Directions for this task: Restate every entry word for word.

[START Supplied information]

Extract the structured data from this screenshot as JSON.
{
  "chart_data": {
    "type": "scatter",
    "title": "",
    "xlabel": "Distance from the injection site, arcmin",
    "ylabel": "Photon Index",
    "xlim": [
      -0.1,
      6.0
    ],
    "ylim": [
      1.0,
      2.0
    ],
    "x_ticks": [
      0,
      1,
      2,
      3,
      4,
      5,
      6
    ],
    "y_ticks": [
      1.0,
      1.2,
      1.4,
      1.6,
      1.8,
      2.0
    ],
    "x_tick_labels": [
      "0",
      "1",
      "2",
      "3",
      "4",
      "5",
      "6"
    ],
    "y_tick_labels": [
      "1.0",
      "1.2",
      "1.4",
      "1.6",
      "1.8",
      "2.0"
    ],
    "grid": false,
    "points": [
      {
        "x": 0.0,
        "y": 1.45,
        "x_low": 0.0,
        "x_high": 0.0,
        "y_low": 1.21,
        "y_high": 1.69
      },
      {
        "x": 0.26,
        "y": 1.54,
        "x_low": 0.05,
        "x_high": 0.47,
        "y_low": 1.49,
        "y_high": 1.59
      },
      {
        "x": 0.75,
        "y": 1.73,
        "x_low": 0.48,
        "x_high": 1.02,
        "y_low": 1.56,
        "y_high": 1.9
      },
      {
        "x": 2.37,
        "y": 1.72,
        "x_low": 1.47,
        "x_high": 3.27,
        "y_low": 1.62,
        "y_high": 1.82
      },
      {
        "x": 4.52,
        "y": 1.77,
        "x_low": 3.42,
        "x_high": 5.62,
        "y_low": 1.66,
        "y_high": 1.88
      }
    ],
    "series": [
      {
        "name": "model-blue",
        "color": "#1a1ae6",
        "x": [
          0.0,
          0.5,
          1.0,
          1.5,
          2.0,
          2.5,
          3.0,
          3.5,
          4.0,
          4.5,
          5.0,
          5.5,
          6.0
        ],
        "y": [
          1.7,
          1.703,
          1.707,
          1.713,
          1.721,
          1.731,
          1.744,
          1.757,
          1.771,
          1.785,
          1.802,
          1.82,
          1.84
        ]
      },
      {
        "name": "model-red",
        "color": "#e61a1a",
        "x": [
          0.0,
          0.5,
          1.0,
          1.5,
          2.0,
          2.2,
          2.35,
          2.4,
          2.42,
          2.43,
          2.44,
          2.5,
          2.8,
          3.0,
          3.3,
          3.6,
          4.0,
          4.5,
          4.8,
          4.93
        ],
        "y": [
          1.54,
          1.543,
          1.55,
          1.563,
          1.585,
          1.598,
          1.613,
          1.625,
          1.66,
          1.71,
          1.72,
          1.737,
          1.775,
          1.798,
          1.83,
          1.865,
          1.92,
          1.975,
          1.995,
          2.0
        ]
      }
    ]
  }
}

[END Supplied information]

Answer:
Extract the structured data from this screenshot as JSON.
{
  "chart_data": {
    "type": "scatter",
    "title": "",
    "xlabel": "Distance from the injection site, arcmin",
    "ylabel": "Photon Index",
    "xlim": [
      -0.1,
      6.0
    ],
    "ylim": [
      1.0,
      2.0
    ],
    "x_ticks": [
      0,
      1,
      2,
      3,
      4,
      5,
      6
    ],
    "y_ticks": [
      1.0,
      1.2,
      1.4,
      1.6,
      1.8,
      2.0
    ],
    "x_tick_labels": [
      "0",
      "1",
      "2",
      "3",
      "4",
      "5",
      "6"
    ],
    "y_tick_labels": [
      "1.0",
      "1.2",
      "1.4",
      "1.6",
      "1.8",
      "2.0"
    ],
    "grid": false,
    "points": [
      {
        "x": 0.0,
        "y": 1.45,
        "x_low": 0.0,
        "x_high": 0.0,
        "y_low": 1.21,
        "y_high": 1.69
      },
      {
        "x": 0.26,
        "y": 1.54,
        "x_low": 0.05,
        "x_high": 0.47,
        "y_low": 1.49,
        "y_high": 1.59
      },
      {
        "x": 0.75,
        "y": 1.73,
        "x_low": 0.48,
        "x_high": 1.02,
        "y_low": 1.56,
        "y_high": 1.9
      },
      {
        "x": 2.37,
        "y": 1.72,
        "x_low": 1.47,
        "x_high": 3.27,
        "y_low": 1.62,
        "y_high": 1.82
      },
      {
        "x": 4.52,
        "y": 1.77,
        "x_low": 3.42,
        "x_high": 5.62,
        "y_low": 1.66,
        "y_high": 1.88
      }
    ],
    "series": [
      {
        "name": "model-blue",
        "color": "#1a1ae6",
        "x": [
          0.0,
          0.5,
          1.0,
          1.5,
          2.0,
          2.5,
          3.0,
          3.5,
          4.0,
          4.5,
          5.0,
          5.5,
          6.0
        ],
        "y": [
          1.7,
          1.703,
          1.707,
          1.713,
          1.721,
          1.731,
          1.744,
          1.757,
          1.771,
          1.785,
          1.802,
          1.82,
          1.84
        ]
      },
      {
        "name": "model-red",
        "color": "#e61a1a",
        "x": [
          0.0,
          0.5,
          1.0,
          1.5,
          2.0,
          2.2,
          2.35,
          2.4,
          2.42,
          2.43,
          2.44,
          2.5,
          2.8,
          3.0,
          3.3,
          3.6,
          4.0,
          4.5,
          4.8,
          4.93
        ],
        "y": [
          1.54,
          1.543,
          1.55,
          1.563,
          1.585,
          1.598,
          1.613,
          1.625,
          1.66,
          1.71,
          1.72,
          1.737,
          1.775,
          1.798,
          1.83,
          1.865,
          1.92,
          1.975,
          1.995,
          2.0
        ]
      }
    ]
  }
}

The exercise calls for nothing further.